*Task to carry out:* Compute how many lines in the entries below contain "Other", and output nothing but the number.

*Raw data:*
::::

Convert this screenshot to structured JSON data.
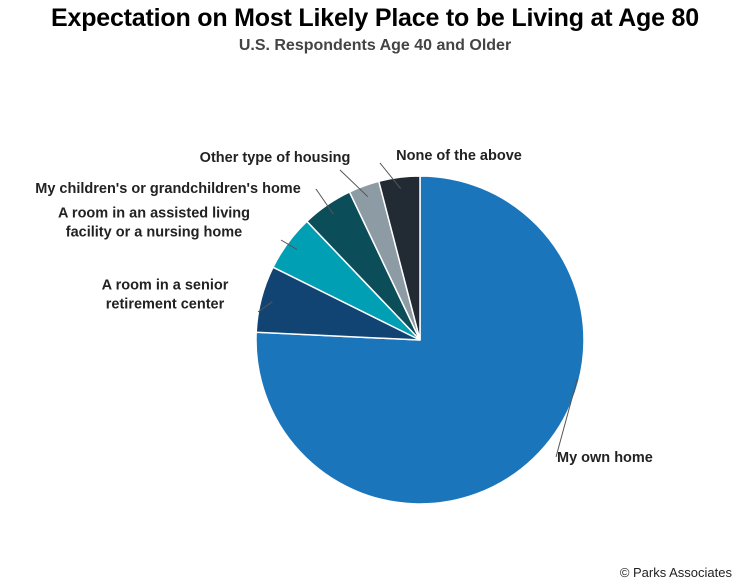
{
  "title": "Expectation on Most Likely Place to be Living at Age 80",
  "subtitle": "U.S. Respondents Age 40 and Older",
  "credit": "© Parks Associates",
  "chart_data": {
    "type": "pie",
    "title": "Expectation on Most Likely Place to be Living at Age 80",
    "subtitle": "U.S. Respondents Age 40 and Older",
    "start": "12 o'clock",
    "direction": "clockwise",
    "slices": [
      {
        "label": "My own home",
        "value": 75,
        "color": "#1b75bb"
      },
      {
        "label": "A room in a senior retirement center",
        "value": 6.5,
        "color": "#124473"
      },
      {
        "label": "A room in an assisted living facility or a nursing home",
        "value": 5.5,
        "color": "#009fb3"
      },
      {
        "label": "My children's or grandchildren's home",
        "value": 5,
        "color": "#0c4d5a"
      },
      {
        "label": "Other type of housing",
        "value": 3,
        "color": "#8d9ba4"
      },
      {
        "label": "None of the above",
        "value": 4,
        "color": "#222a33"
      }
    ],
    "label_lines": [
      [
        "My own home"
      ],
      [
        "A room in a senior",
        "retirement center"
      ],
      [
        "A room in an assisted living",
        "facility or a nursing home"
      ],
      [
        "My children's or grandchildren's home"
      ],
      [
        "Other type of housing"
      ],
      [
        "None of the above"
      ]
    ]
  }
}
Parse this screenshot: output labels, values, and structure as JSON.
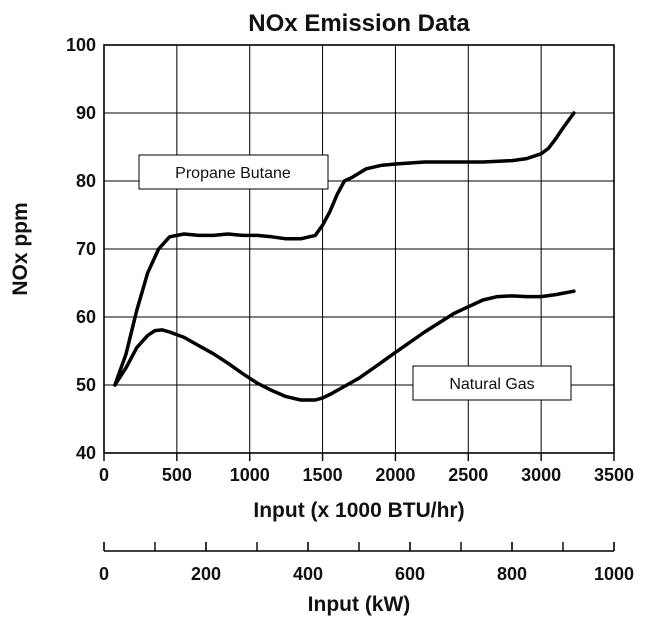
{
  "chart_data": {
    "type": "line",
    "title": "NOx Emission Data",
    "xlabel": "Input (x 1000 BTU/hr)",
    "ylabel": "NOx ppm",
    "xlim": [
      0,
      3500
    ],
    "ylim": [
      40,
      100
    ],
    "x_ticks": [
      "0",
      "500",
      "1000",
      "1500",
      "2000",
      "2500",
      "3000",
      "3500"
    ],
    "y_ticks": [
      "40",
      "50",
      "60",
      "70",
      "80",
      "90",
      "100"
    ],
    "grid": true,
    "secondary_axis": {
      "label": "Input (kW)",
      "range": [
        0,
        1000
      ],
      "tick_labels": [
        "0",
        "200",
        "400",
        "600",
        "800",
        "1000"
      ],
      "minor_ticks": [
        100,
        300,
        500,
        700,
        900
      ]
    },
    "series": [
      {
        "name": "Propane Butane",
        "x": [
          75,
          150,
          225,
          300,
          375,
          450,
          550,
          650,
          750,
          850,
          950,
          1050,
          1150,
          1250,
          1350,
          1450,
          1500,
          1550,
          1600,
          1650,
          1700,
          1800,
          1900,
          2000,
          2200,
          2400,
          2600,
          2800,
          2900,
          3000,
          3050,
          3100,
          3150,
          3225
        ],
        "y": [
          50,
          54.5,
          61,
          66.5,
          70,
          71.8,
          72.2,
          72,
          72,
          72.2,
          72,
          72,
          71.8,
          71.5,
          71.5,
          72,
          73.5,
          75.5,
          78,
          80,
          80.5,
          81.8,
          82.3,
          82.5,
          82.8,
          82.8,
          82.8,
          83,
          83.3,
          84,
          84.8,
          86.2,
          87.8,
          90
        ]
      },
      {
        "name": "Natural Gas",
        "x": [
          75,
          150,
          225,
          300,
          350,
          400,
          450,
          550,
          650,
          750,
          850,
          950,
          1050,
          1150,
          1250,
          1350,
          1450,
          1500,
          1550,
          1650,
          1750,
          1850,
          2000,
          2200,
          2400,
          2600,
          2700,
          2800,
          2900,
          3000,
          3100,
          3225
        ],
        "y": [
          50,
          52.5,
          55.5,
          57.3,
          58,
          58.1,
          57.8,
          57,
          55.8,
          54.6,
          53.2,
          51.7,
          50.3,
          49.2,
          48.3,
          47.8,
          47.8,
          48.1,
          48.6,
          49.8,
          51,
          52.5,
          54.8,
          57.8,
          60.5,
          62.5,
          63,
          63.1,
          63,
          63,
          63.3,
          63.8
        ]
      }
    ]
  }
}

::::

*Solution:* 2